§ Data for this exercise
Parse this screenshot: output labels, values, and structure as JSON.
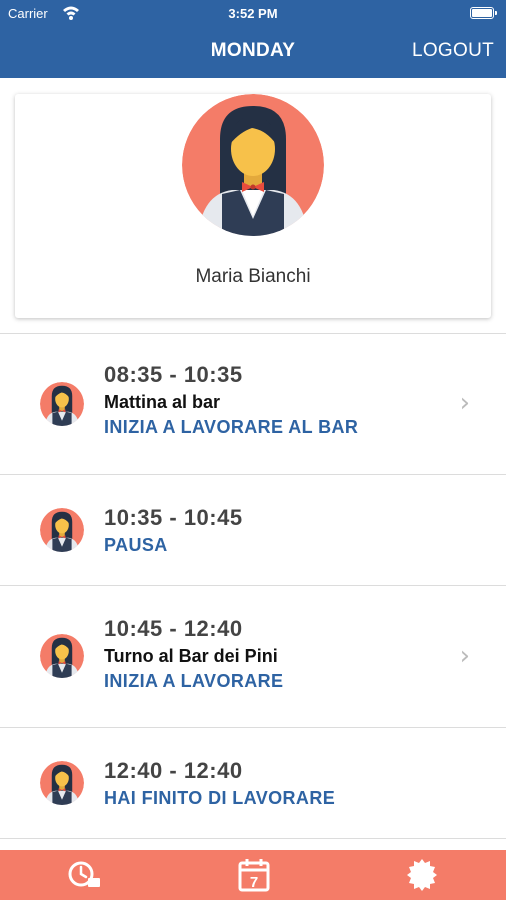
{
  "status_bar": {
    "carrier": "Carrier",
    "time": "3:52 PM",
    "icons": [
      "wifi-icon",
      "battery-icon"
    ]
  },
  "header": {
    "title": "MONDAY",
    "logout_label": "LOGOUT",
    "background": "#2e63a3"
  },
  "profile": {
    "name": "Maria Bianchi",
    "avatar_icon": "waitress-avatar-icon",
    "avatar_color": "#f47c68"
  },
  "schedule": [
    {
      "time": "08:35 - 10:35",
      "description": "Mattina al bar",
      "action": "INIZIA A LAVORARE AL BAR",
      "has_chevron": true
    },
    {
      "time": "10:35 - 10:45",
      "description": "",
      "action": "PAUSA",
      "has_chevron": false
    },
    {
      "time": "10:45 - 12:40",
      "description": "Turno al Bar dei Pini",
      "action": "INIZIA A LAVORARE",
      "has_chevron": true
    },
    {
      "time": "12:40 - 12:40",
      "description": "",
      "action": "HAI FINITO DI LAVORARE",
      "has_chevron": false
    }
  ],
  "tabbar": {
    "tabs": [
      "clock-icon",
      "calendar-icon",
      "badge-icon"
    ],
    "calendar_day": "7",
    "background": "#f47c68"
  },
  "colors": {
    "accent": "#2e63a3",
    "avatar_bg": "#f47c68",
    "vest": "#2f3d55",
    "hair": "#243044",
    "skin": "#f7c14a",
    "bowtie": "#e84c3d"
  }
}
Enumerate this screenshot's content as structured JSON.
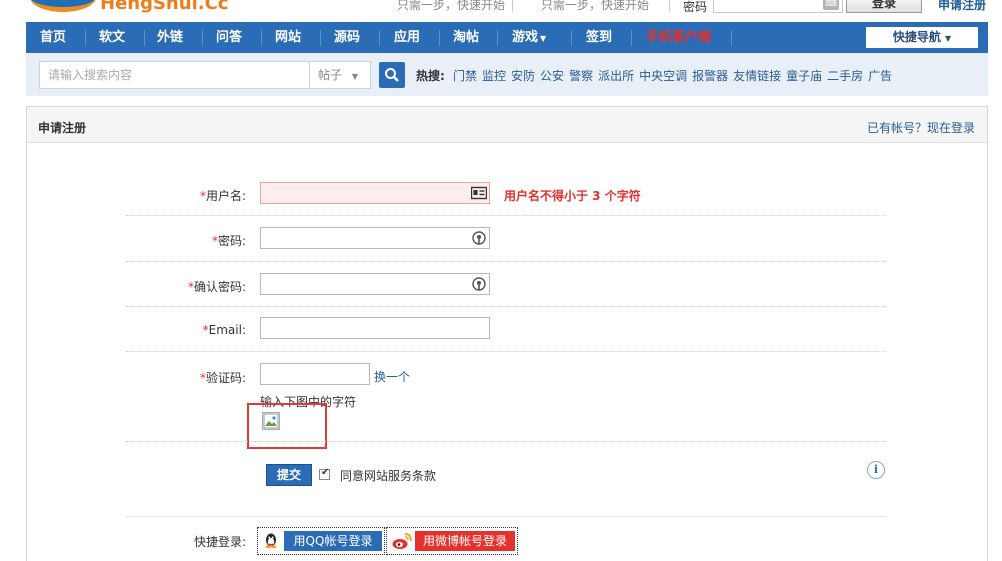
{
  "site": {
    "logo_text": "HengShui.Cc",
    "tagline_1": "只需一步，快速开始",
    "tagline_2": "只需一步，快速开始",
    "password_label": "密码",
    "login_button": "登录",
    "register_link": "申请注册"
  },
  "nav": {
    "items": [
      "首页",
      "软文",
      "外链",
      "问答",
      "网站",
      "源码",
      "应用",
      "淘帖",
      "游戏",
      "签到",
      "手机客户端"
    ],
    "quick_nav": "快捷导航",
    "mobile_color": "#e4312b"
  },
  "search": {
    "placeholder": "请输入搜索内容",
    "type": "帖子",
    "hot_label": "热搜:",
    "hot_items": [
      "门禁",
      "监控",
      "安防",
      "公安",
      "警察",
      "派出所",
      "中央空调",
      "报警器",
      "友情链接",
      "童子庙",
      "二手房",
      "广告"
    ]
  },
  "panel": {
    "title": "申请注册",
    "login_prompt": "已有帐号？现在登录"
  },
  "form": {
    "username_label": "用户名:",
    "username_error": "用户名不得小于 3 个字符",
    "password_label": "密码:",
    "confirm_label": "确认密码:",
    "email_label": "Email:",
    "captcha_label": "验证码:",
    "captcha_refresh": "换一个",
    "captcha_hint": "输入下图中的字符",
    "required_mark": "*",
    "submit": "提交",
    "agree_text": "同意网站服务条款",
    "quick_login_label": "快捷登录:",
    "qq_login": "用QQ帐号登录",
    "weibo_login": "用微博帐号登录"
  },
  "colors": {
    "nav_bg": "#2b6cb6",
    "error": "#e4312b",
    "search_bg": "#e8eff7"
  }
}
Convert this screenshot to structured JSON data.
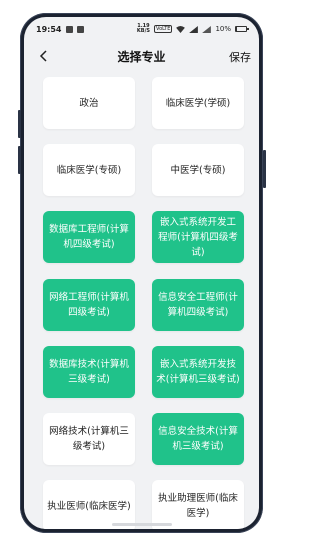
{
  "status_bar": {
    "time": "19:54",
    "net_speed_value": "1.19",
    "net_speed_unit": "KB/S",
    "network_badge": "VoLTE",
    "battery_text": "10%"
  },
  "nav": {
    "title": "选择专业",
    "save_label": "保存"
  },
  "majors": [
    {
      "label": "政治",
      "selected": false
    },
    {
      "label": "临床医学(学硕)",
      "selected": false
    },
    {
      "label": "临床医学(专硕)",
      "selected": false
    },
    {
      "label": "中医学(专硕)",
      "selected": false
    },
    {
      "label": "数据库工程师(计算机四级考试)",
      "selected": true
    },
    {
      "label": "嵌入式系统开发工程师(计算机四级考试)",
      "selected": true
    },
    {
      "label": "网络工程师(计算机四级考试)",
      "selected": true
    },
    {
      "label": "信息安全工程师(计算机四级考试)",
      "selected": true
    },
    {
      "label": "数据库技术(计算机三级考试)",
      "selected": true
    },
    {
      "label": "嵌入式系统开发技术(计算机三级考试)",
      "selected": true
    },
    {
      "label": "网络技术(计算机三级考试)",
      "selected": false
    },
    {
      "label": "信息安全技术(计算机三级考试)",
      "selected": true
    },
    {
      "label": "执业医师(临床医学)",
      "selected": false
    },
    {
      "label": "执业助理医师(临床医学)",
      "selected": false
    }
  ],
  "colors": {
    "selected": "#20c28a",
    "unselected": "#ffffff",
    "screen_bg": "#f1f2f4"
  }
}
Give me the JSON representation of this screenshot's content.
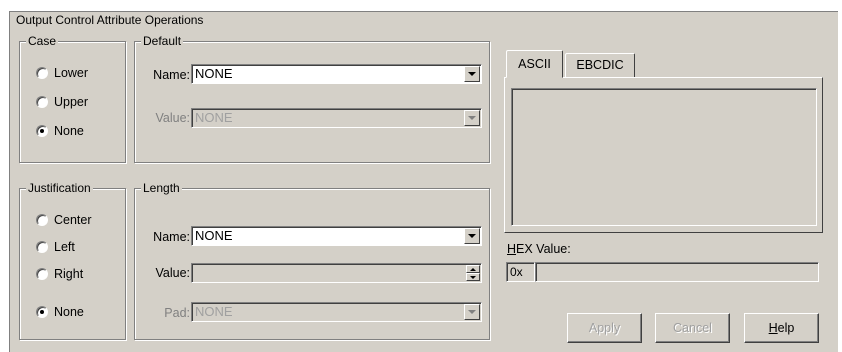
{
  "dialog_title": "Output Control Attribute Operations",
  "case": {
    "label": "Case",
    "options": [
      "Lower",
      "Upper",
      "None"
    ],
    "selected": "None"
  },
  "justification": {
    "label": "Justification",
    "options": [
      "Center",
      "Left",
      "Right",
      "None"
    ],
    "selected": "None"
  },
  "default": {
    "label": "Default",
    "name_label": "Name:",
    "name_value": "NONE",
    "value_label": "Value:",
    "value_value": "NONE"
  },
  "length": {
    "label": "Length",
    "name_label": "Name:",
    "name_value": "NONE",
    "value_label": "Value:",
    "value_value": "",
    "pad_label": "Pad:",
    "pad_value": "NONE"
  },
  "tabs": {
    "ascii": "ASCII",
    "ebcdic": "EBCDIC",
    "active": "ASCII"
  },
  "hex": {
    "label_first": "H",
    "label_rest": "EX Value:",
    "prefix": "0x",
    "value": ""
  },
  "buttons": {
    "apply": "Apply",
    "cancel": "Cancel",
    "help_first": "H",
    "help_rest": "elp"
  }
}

§ Problem requirements
Search the data above for the word "JSON", then gather each line in which it appears.

§ Result
Parse this screenshot: output labels, values, and structure as JSON.
Enumerate this screenshot's content as structured JSON.
Convert this screenshot to structured JSON data.
Give me the JSON representation of this screenshot's content.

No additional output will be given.